Items from a dataset

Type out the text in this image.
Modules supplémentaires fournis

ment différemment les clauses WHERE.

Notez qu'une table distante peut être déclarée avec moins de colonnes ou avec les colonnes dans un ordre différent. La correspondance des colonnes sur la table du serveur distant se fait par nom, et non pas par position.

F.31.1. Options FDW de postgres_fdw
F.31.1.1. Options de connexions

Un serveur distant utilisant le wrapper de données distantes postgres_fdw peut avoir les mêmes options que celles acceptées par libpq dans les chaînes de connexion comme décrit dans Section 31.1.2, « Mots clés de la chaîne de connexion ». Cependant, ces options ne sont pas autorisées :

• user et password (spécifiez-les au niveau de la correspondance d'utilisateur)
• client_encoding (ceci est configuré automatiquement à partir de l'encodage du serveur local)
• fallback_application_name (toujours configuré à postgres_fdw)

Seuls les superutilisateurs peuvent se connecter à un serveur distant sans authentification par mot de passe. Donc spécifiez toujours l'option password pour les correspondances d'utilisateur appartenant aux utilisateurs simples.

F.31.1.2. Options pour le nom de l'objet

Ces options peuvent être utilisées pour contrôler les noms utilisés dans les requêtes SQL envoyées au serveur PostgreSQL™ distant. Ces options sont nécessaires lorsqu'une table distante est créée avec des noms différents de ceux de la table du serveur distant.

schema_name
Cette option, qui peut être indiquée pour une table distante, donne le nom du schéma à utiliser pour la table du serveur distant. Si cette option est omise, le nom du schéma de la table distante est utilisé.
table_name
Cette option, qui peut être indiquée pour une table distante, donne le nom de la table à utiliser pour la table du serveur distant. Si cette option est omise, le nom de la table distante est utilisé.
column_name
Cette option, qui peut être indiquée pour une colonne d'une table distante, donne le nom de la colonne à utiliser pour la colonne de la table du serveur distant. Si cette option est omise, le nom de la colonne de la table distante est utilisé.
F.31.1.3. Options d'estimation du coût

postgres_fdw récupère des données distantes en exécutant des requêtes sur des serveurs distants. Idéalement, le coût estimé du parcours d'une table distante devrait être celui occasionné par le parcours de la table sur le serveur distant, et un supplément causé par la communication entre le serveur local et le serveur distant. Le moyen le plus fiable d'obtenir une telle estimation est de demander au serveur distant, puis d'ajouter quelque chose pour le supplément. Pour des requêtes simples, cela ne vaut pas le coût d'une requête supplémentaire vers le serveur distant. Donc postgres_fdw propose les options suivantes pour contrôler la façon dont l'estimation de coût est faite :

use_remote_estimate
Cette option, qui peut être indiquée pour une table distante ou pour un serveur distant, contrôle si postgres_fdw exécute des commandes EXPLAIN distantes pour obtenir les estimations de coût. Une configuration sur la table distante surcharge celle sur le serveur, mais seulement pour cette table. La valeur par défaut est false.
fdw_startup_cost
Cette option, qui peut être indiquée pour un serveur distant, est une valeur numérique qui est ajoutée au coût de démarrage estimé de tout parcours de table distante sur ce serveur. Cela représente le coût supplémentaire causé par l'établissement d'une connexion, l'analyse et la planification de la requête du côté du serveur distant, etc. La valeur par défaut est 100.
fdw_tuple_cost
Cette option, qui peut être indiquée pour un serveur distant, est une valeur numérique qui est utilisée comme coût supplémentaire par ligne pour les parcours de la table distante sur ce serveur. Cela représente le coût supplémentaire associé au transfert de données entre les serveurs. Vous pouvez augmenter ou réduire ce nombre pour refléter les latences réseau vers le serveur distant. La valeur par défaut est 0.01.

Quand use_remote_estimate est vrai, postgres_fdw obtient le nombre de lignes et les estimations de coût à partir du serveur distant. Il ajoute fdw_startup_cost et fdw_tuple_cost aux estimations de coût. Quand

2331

AIM>
Reproduce all of the records exactly.

SOLUTION TO THIS PROBLEM>
Type out the text in this image.
Modules supplémentaires fournis

ment différemment les clauses WHERE.

Notez qu'une table distante peut être déclarée avec moins de colonnes ou avec les colonnes dans un ordre différent. La correspondance des colonnes sur la table du serveur distant se fait par nom, et non pas par position.

F.31.1. Options FDW de postgres_fdw
F.31.1.1. Options de connexions

Un serveur distant utilisant le wrapper de données distantes postgres_fdw peut avoir les mêmes options que celles acceptées par libpq dans les chaînes de connexion comme décrit dans Section 31.1.2, « Mots clés de la chaîne de connexion ». Cependant, ces options ne sont pas autorisées :

• user et password (spécifiez-les au niveau de la correspondance d'utilisateur)
• client_encoding (ceci est configuré automatiquement à partir de l'encodage du serveur local)
• fallback_application_name (toujours configuré à postgres_fdw)

Seuls les superutilisateurs peuvent se connecter à un serveur distant sans authentification par mot de passe. Donc spécifiez toujours l'option password pour les correspondances d'utilisateur appartenant aux utilisateurs simples.

F.31.1.2. Options pour le nom de l'objet

Ces options peuvent être utilisées pour contrôler les noms utilisés dans les requêtes SQL envoyées au serveur PostgreSQL™ distant. Ces options sont nécessaires lorsqu'une table distante est créée avec des noms différents de ceux de la table du serveur distant.

schema_name
Cette option, qui peut être indiquée pour une table distante, donne le nom du schéma à utiliser pour la table du serveur distant. Si cette option est omise, le nom du schéma de la table distante est utilisé.
table_name
Cette option, qui peut être indiquée pour une table distante, donne le nom de la table à utiliser pour la table du serveur distant. Si cette option est omise, le nom de la table distante est utilisé.
column_name
Cette option, qui peut être indiquée pour une colonne d'une table distante, donne le nom de la colonne à utiliser pour la colonne de la table du serveur distant. Si cette option est omise, le nom de la colonne de la table distante est utilisé.
F.31.1.3. Options d'estimation du coût

postgres_fdw récupère des données distantes en exécutant des requêtes sur des serveurs distants. Idéalement, le coût estimé du parcours d'une table distante devrait être celui occasionné par le parcours de la table sur le serveur distant, et un supplément causé par la communication entre le serveur local et le serveur distant. Le moyen le plus fiable d'obtenir une telle estimation est de demander au serveur distant, puis d'ajouter quelque chose pour le supplément. Pour des requêtes simples, cela ne vaut pas le coût d'une requête supplémentaire vers le serveur distant. Donc postgres_fdw propose les options suivantes pour contrôler la façon dont l'estimation de coût est faite :

use_remote_estimate
Cette option, qui peut être indiquée pour une table distante ou pour un serveur distant, contrôle si postgres_fdw exécute des commandes EXPLAIN distantes pour obtenir les estimations de coût. Une configuration sur la table distante surcharge celle sur le serveur, mais seulement pour cette table. La valeur par défaut est false.
fdw_startup_cost
Cette option, qui peut être indiquée pour un serveur distant, est une valeur numérique qui est ajoutée au coût de démarrage estimé de tout parcours de table distante sur ce serveur. Cela représente le coût supplémentaire causé par l'établissement d'une connexion, l'analyse et la planification de la requête du côté du serveur distant, etc. La valeur par défaut est 100.
fdw_tuple_cost
Cette option, qui peut être indiquée pour un serveur distant, est une valeur numérique qui est utilisée comme coût supplémentaire par ligne pour les parcours de la table distante sur ce serveur. Cela représente le coût supplémentaire associé au transfert de données entre les serveurs. Vous pouvez augmenter ou réduire ce nombre pour refléter les latences réseau vers le serveur distant. La valeur par défaut est 0.01.

Quand use_remote_estimate est vrai, postgres_fdw obtient le nombre de lignes et les estimations de coût à partir du serveur distant. Il ajoute fdw_startup_cost et fdw_tuple_cost aux estimations de coût. Quand

2331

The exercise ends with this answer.